— Raw records —
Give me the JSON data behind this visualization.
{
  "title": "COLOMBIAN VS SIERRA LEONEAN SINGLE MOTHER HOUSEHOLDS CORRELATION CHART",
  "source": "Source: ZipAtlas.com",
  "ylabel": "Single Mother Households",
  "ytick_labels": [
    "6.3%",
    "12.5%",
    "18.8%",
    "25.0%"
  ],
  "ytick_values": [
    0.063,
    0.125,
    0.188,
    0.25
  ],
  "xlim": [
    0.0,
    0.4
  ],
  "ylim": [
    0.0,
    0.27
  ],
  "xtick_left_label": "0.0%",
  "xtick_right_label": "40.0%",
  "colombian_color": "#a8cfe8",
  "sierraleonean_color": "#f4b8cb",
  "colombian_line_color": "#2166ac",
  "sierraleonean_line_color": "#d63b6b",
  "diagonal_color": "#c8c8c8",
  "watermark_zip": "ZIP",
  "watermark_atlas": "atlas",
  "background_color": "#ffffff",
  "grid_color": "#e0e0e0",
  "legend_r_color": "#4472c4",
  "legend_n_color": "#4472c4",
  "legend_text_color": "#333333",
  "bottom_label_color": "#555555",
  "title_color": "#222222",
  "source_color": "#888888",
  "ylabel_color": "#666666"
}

--

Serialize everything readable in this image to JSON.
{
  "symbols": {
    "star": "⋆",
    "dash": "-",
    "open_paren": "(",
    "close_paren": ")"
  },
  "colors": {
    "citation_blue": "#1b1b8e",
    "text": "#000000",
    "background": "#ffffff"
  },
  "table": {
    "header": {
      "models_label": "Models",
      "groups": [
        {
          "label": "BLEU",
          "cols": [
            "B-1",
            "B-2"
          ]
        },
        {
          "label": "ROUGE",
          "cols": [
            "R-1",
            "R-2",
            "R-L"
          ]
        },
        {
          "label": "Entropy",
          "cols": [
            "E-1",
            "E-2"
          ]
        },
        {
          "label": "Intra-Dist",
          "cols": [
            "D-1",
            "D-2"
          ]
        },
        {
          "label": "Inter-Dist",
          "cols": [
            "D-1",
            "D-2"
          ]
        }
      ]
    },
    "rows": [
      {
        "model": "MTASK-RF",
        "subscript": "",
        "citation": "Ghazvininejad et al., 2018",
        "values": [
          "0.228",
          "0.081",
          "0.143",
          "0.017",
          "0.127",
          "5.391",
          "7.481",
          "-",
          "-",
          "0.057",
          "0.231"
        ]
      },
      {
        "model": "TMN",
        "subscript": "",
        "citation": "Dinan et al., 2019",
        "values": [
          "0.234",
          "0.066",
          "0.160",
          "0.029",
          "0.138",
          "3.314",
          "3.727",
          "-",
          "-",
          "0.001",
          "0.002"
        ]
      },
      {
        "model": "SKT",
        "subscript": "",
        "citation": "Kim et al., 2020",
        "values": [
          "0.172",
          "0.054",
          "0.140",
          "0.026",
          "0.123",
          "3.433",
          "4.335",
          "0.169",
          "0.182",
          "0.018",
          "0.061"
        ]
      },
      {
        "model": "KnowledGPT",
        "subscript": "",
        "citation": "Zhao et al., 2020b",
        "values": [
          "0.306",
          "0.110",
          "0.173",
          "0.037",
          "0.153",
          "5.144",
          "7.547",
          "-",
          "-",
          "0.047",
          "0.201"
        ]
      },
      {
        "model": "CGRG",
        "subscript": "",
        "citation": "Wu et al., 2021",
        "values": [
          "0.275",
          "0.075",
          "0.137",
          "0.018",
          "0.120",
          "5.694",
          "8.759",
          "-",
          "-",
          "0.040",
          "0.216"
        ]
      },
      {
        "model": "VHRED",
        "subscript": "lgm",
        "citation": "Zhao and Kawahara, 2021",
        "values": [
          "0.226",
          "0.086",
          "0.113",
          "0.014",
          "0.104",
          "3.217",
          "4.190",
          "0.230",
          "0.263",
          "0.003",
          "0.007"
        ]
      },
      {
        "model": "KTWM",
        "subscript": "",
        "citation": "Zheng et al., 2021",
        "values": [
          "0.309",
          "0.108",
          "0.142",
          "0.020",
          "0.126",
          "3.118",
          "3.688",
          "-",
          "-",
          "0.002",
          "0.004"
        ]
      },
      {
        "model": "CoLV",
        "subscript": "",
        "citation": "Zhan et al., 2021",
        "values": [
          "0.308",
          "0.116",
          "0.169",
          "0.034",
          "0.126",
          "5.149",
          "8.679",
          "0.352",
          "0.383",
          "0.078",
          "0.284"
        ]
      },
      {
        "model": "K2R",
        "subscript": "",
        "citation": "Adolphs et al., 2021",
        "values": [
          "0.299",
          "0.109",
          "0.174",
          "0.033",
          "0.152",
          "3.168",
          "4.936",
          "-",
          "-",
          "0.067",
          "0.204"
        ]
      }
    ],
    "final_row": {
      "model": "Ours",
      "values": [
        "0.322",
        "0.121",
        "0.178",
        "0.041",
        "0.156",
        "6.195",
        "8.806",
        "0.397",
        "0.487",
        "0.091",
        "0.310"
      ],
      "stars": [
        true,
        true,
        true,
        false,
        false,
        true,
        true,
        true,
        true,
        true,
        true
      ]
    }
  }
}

— Given task —
Gather each line of the listing containing the word "ffffff" and show it.

— Task response —
  "background_color": "#ffffff",
    "background": "#ffffff"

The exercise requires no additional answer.